Leave out the pictures and reproduce all of the data exactly.

--- Recorded information ---
◇ ◇ ◇ ◇

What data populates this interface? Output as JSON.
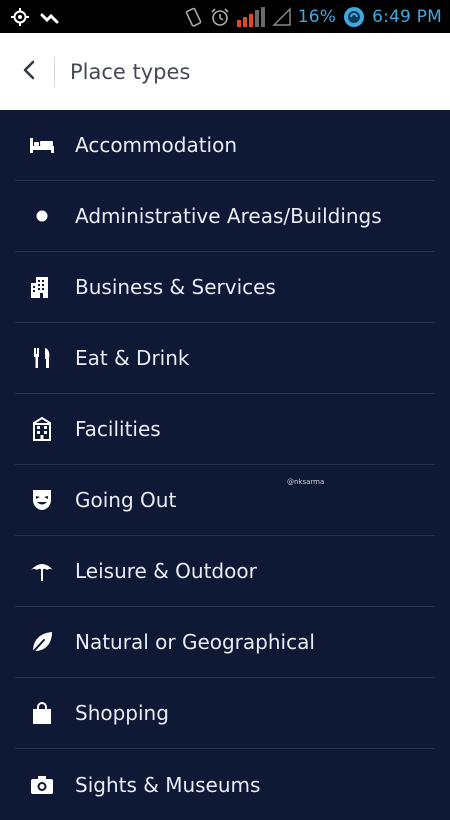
{
  "status_bar": {
    "battery_percent": "16%",
    "time": "6:49 PM",
    "icons": [
      "location-icon",
      "signal-wave-icon",
      "vibrate-icon",
      "alarm-icon",
      "cell-signal-icon",
      "no-signal-icon",
      "battery-icon"
    ]
  },
  "app_bar": {
    "back_icon": "chevron-left-icon",
    "title": "Place types"
  },
  "list": {
    "items": [
      {
        "label": "Accommodation",
        "icon": "bed-icon"
      },
      {
        "label": "Administrative Areas/Buildings",
        "icon": "dot-icon"
      },
      {
        "label": "Business & Services",
        "icon": "building-icon"
      },
      {
        "label": "Eat & Drink",
        "icon": "fork-knife-icon"
      },
      {
        "label": "Facilities",
        "icon": "facility-building-icon"
      },
      {
        "label": "Going Out",
        "icon": "mask-icon"
      },
      {
        "label": "Leisure & Outdoor",
        "icon": "umbrella-icon"
      },
      {
        "label": "Natural or Geographical",
        "icon": "leaf-icon"
      },
      {
        "label": "Shopping",
        "icon": "shopping-bag-icon"
      },
      {
        "label": "Sights & Museums",
        "icon": "camera-icon"
      }
    ]
  },
  "watermark": "@nksarma",
  "colors": {
    "background": "#0f1835",
    "appbar": "#ffffff",
    "status_accent": "#3fa9e0",
    "text": "#e9ecf3"
  }
}
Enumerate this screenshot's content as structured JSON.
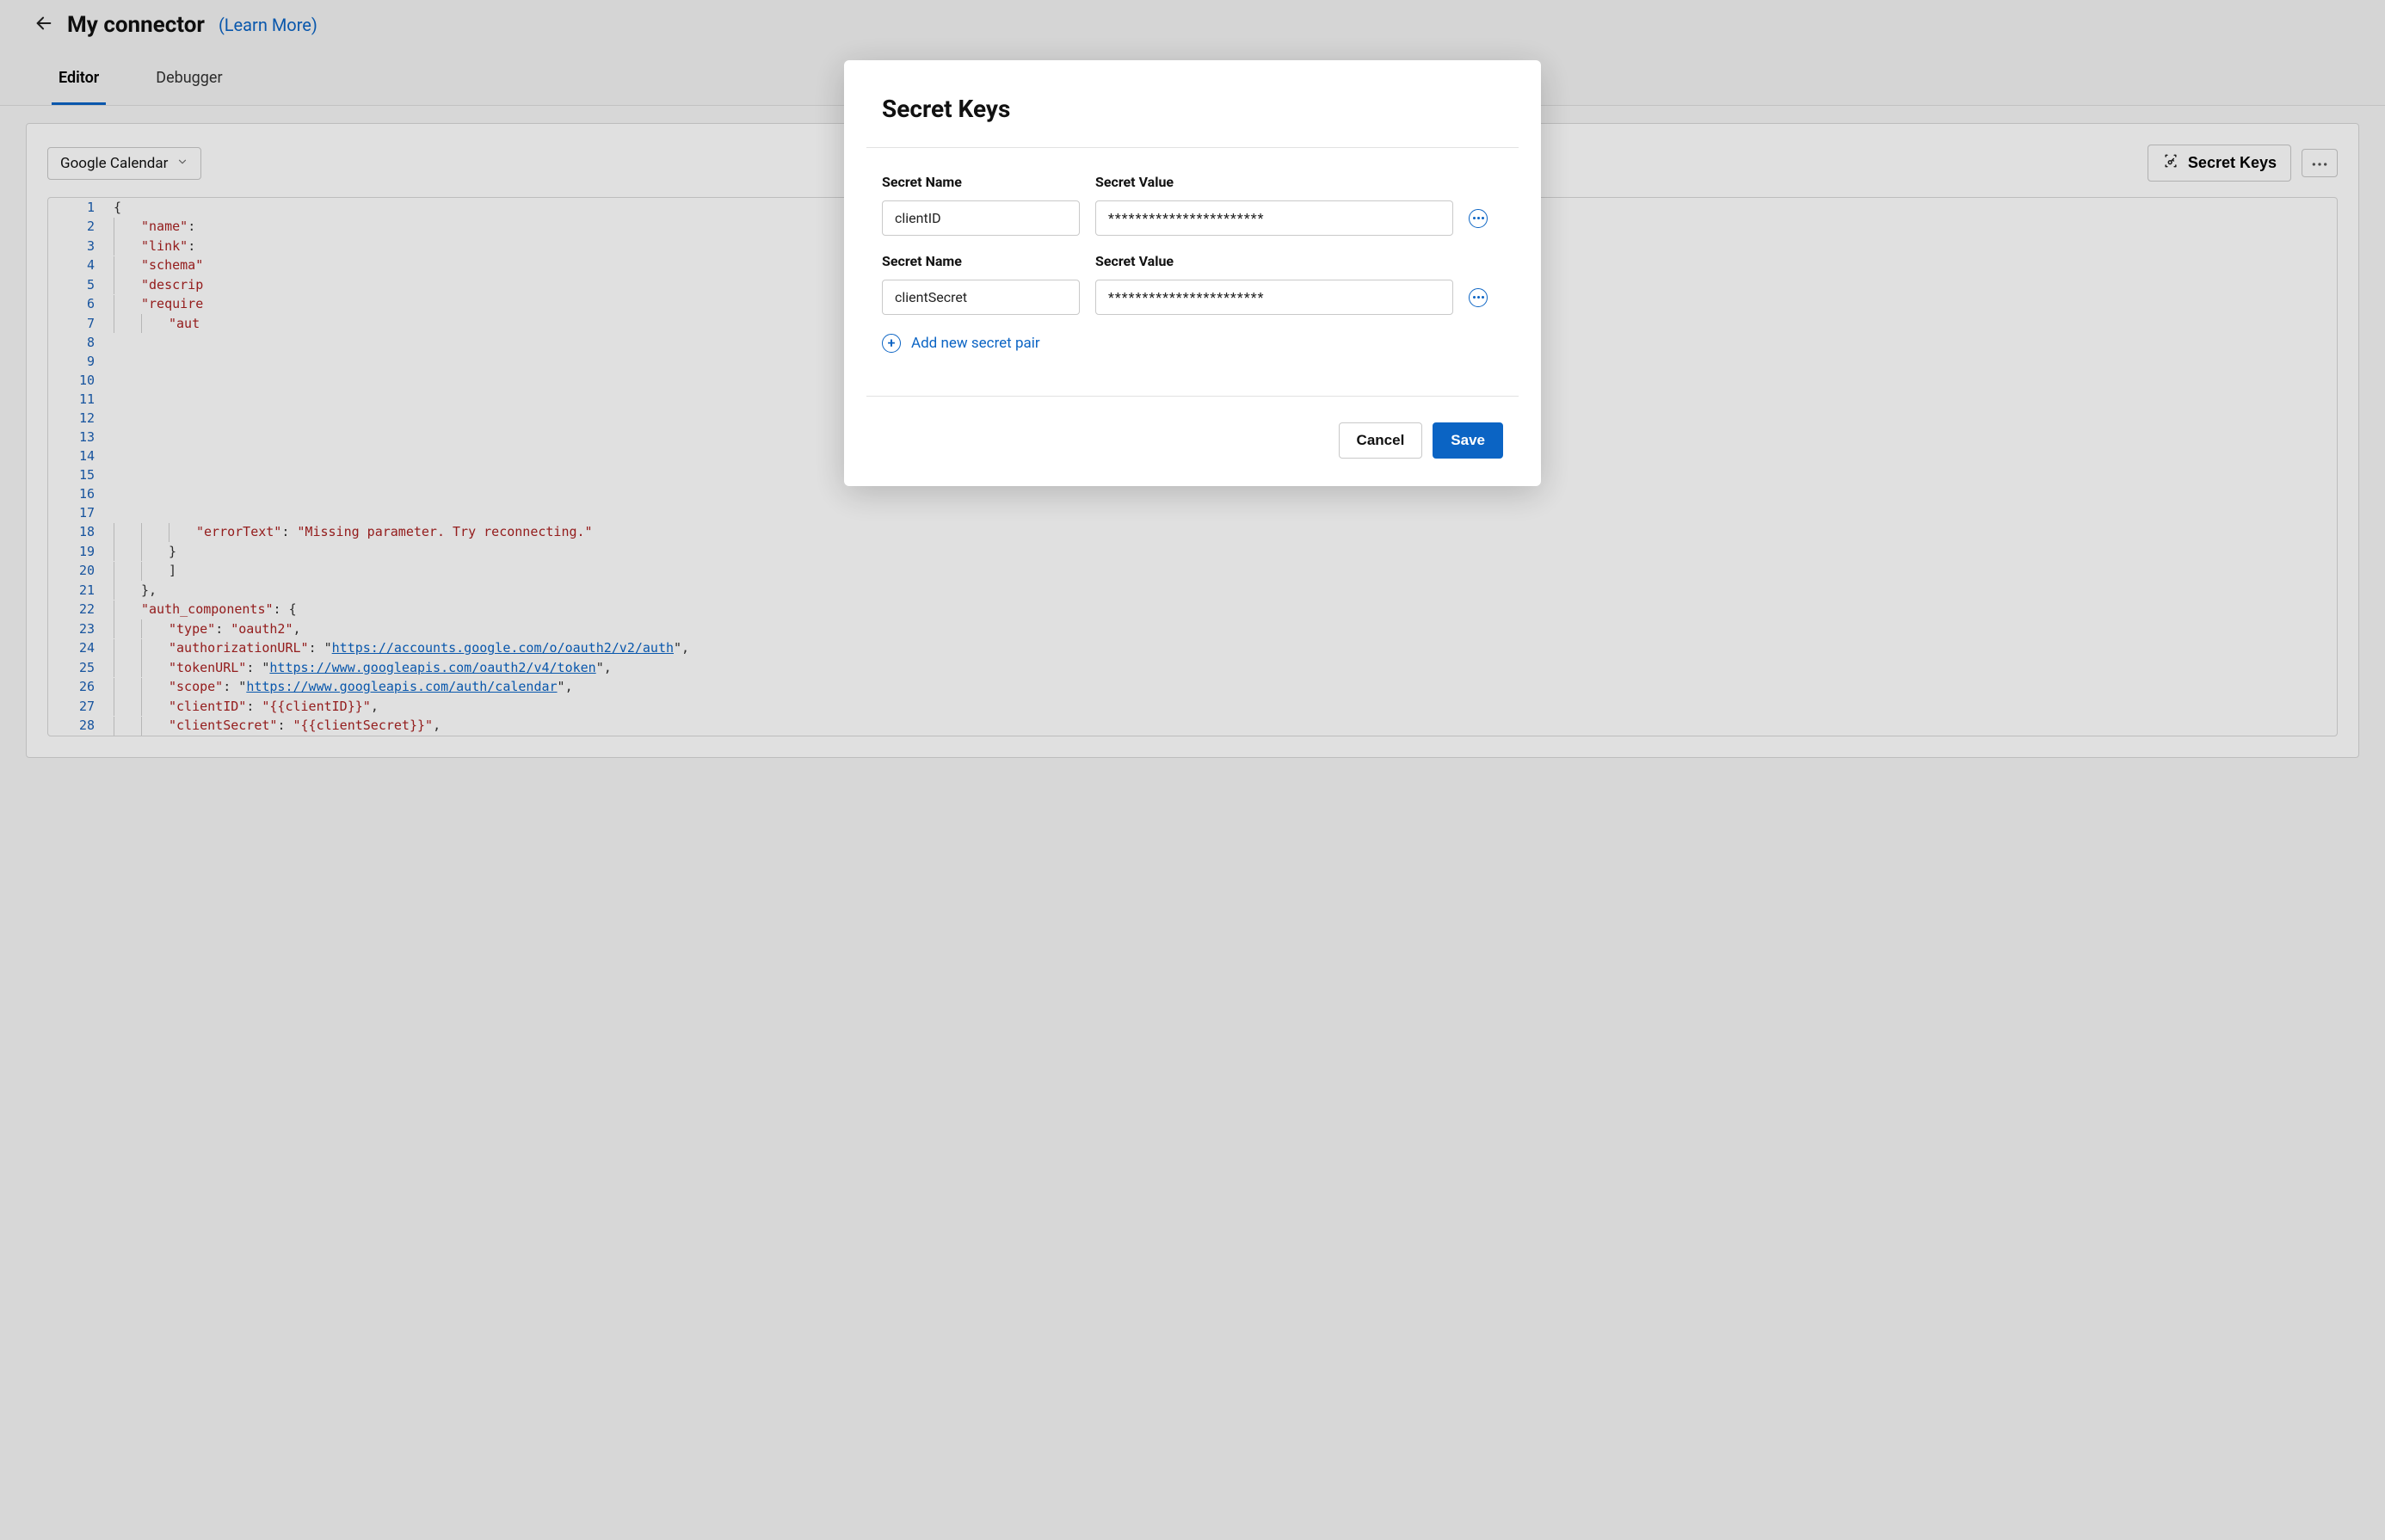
{
  "header": {
    "title": "My connector",
    "learn_more": "(Learn More)"
  },
  "tabs": {
    "editor": "Editor",
    "debugger": "Debugger"
  },
  "toolbar": {
    "dropdown_value": "Google Calendar",
    "secret_keys_btn": "Secret Keys"
  },
  "code": {
    "lines": [
      "{",
      "    \"name\": ",
      "    \"link\": ",
      "    \"schema\"",
      "    \"descrip",
      "    \"require",
      "        \"aut",
      "",
      "",
      "",
      "",
      "",
      "",
      "",
      "",
      "",
      "",
      "            \"errorText\": \"Missing parameter. Try reconnecting.\"",
      "        }",
      "        ]",
      "    },",
      "    \"auth_components\": {",
      "        \"type\": \"oauth2\",",
      "        \"authorizationURL\": \"https://accounts.google.com/o/oauth2/v2/auth\",",
      "        \"tokenURL\": \"https://www.googleapis.com/oauth2/v4/token\",",
      "        \"scope\": \"https://www.googleapis.com/auth/calendar\",",
      "        \"clientID\": \"{{clientID}}\",",
      "        \"clientSecret\": \"{{clientSecret}}\","
    ]
  },
  "modal": {
    "title": "Secret Keys",
    "labels": {
      "name": "Secret Name",
      "value": "Secret Value"
    },
    "pairs": [
      {
        "name": "clientID",
        "value": "***********************"
      },
      {
        "name": "clientSecret",
        "value": "***********************"
      }
    ],
    "add_link": "Add new secret pair",
    "cancel": "Cancel",
    "save": "Save"
  }
}
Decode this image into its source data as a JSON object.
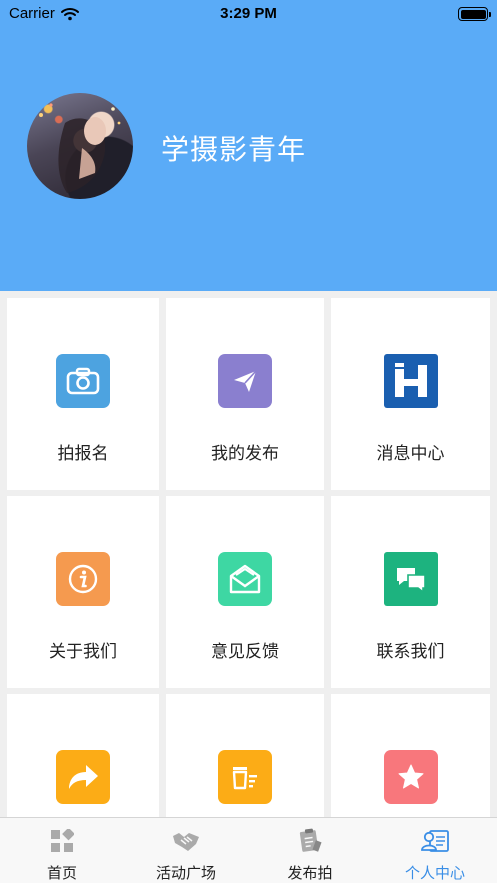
{
  "status_bar": {
    "carrier": "Carrier",
    "time": "3:29 PM"
  },
  "profile": {
    "username": "学摄影青年"
  },
  "grid_items": [
    {
      "label": "拍报名",
      "icon": "camera-icon",
      "color": "#4da3e0"
    },
    {
      "label": "我的发布",
      "icon": "paper-plane-icon",
      "color": "#8a7fcf"
    },
    {
      "label": "消息中心",
      "icon": "h-logo-icon",
      "color": "#1a5fb0"
    },
    {
      "label": "关于我们",
      "icon": "info-icon",
      "color": "#f59a4f"
    },
    {
      "label": "意见反馈",
      "icon": "envelope-icon",
      "color": "#3ed7a3"
    },
    {
      "label": "联系我们",
      "icon": "chat-bubbles-icon",
      "color": "#1db37f"
    },
    {
      "label": "",
      "icon": "share-arrow-icon",
      "color": "#fcac16"
    },
    {
      "label": "",
      "icon": "clear-cache-icon",
      "color": "#fcac16"
    },
    {
      "label": "",
      "icon": "star-icon",
      "color": "#f8777c"
    }
  ],
  "tabbar": {
    "tabs": [
      {
        "label": "首页",
        "icon": "grid-home-icon"
      },
      {
        "label": "活动广场",
        "icon": "handshake-icon"
      },
      {
        "label": "发布拍",
        "icon": "clipboard-icon"
      },
      {
        "label": "个人中心",
        "icon": "profile-card-icon"
      }
    ],
    "active_color": "#3a8ee6"
  }
}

◇ ◇ ◇ ◇

--- Solution for this problem ---
What data populates this interface? Output as JSON.
{
  "status_bar": {
    "battery_percent": "16%",
    "time": "6:49 PM",
    "icons": [
      "location-icon",
      "signal-wave-icon",
      "vibrate-icon",
      "alarm-icon",
      "cell-signal-icon",
      "no-signal-icon",
      "battery-icon"
    ]
  },
  "app_bar": {
    "back_icon": "chevron-left-icon",
    "title": "Place types"
  },
  "list": {
    "items": [
      {
        "label": "Accommodation",
        "icon": "bed-icon"
      },
      {
        "label": "Administrative Areas/Buildings",
        "icon": "dot-icon"
      },
      {
        "label": "Business & Services",
        "icon": "building-icon"
      },
      {
        "label": "Eat & Drink",
        "icon": "fork-knife-icon"
      },
      {
        "label": "Facilities",
        "icon": "facility-building-icon"
      },
      {
        "label": "Going Out",
        "icon": "mask-icon"
      },
      {
        "label": "Leisure & Outdoor",
        "icon": "umbrella-icon"
      },
      {
        "label": "Natural or Geographical",
        "icon": "leaf-icon"
      },
      {
        "label": "Shopping",
        "icon": "shopping-bag-icon"
      },
      {
        "label": "Sights & Museums",
        "icon": "camera-icon"
      }
    ]
  },
  "watermark": "@nksarma",
  "colors": {
    "background": "#0f1835",
    "appbar": "#ffffff",
    "status_accent": "#3fa9e0",
    "text": "#e9ecf3"
  }
}
Enumerate this screenshot's content as structured JSON.
{
  "header": {
    "title": "My connector",
    "learn_more": "(Learn More)"
  },
  "tabs": {
    "editor": "Editor",
    "debugger": "Debugger"
  },
  "toolbar": {
    "dropdown_value": "Google Calendar",
    "secret_keys_btn": "Secret Keys"
  },
  "code": {
    "lines": [
      "{",
      "    \"name\": ",
      "    \"link\": ",
      "    \"schema\"",
      "    \"descrip",
      "    \"require",
      "        \"aut",
      "",
      "",
      "",
      "",
      "",
      "",
      "",
      "",
      "",
      "",
      "            \"errorText\": \"Missing parameter. Try reconnecting.\"",
      "        }",
      "        ]",
      "    },",
      "    \"auth_components\": {",
      "        \"type\": \"oauth2\",",
      "        \"authorizationURL\": \"https://accounts.google.com/o/oauth2/v2/auth\",",
      "        \"tokenURL\": \"https://www.googleapis.com/oauth2/v4/token\",",
      "        \"scope\": \"https://www.googleapis.com/auth/calendar\",",
      "        \"clientID\": \"{{clientID}}\",",
      "        \"clientSecret\": \"{{clientSecret}}\","
    ]
  },
  "modal": {
    "title": "Secret Keys",
    "labels": {
      "name": "Secret Name",
      "value": "Secret Value"
    },
    "pairs": [
      {
        "name": "clientID",
        "value": "***********************"
      },
      {
        "name": "clientSecret",
        "value": "***********************"
      }
    ],
    "add_link": "Add new secret pair",
    "cancel": "Cancel",
    "save": "Save"
  }
}
Decode this image into its source data as a JSON object.
{
  "status_bar": {
    "carrier": "Carrier",
    "time": "3:29 PM"
  },
  "profile": {
    "username": "学摄影青年"
  },
  "grid_items": [
    {
      "label": "拍报名",
      "icon": "camera-icon",
      "color": "#4da3e0"
    },
    {
      "label": "我的发布",
      "icon": "paper-plane-icon",
      "color": "#8a7fcf"
    },
    {
      "label": "消息中心",
      "icon": "h-logo-icon",
      "color": "#1a5fb0"
    },
    {
      "label": "关于我们",
      "icon": "info-icon",
      "color": "#f59a4f"
    },
    {
      "label": "意见反馈",
      "icon": "envelope-icon",
      "color": "#3ed7a3"
    },
    {
      "label": "联系我们",
      "icon": "chat-bubbles-icon",
      "color": "#1db37f"
    },
    {
      "label": "",
      "icon": "share-arrow-icon",
      "color": "#fcac16"
    },
    {
      "label": "",
      "icon": "clear-cache-icon",
      "color": "#fcac16"
    },
    {
      "label": "",
      "icon": "star-icon",
      "color": "#f8777c"
    }
  ],
  "tabbar": {
    "tabs": [
      {
        "label": "首页",
        "icon": "grid-home-icon"
      },
      {
        "label": "活动广场",
        "icon": "handshake-icon"
      },
      {
        "label": "发布拍",
        "icon": "clipboard-icon"
      },
      {
        "label": "个人中心",
        "icon": "profile-card-icon"
      }
    ],
    "active_color": "#3a8ee6"
  }
}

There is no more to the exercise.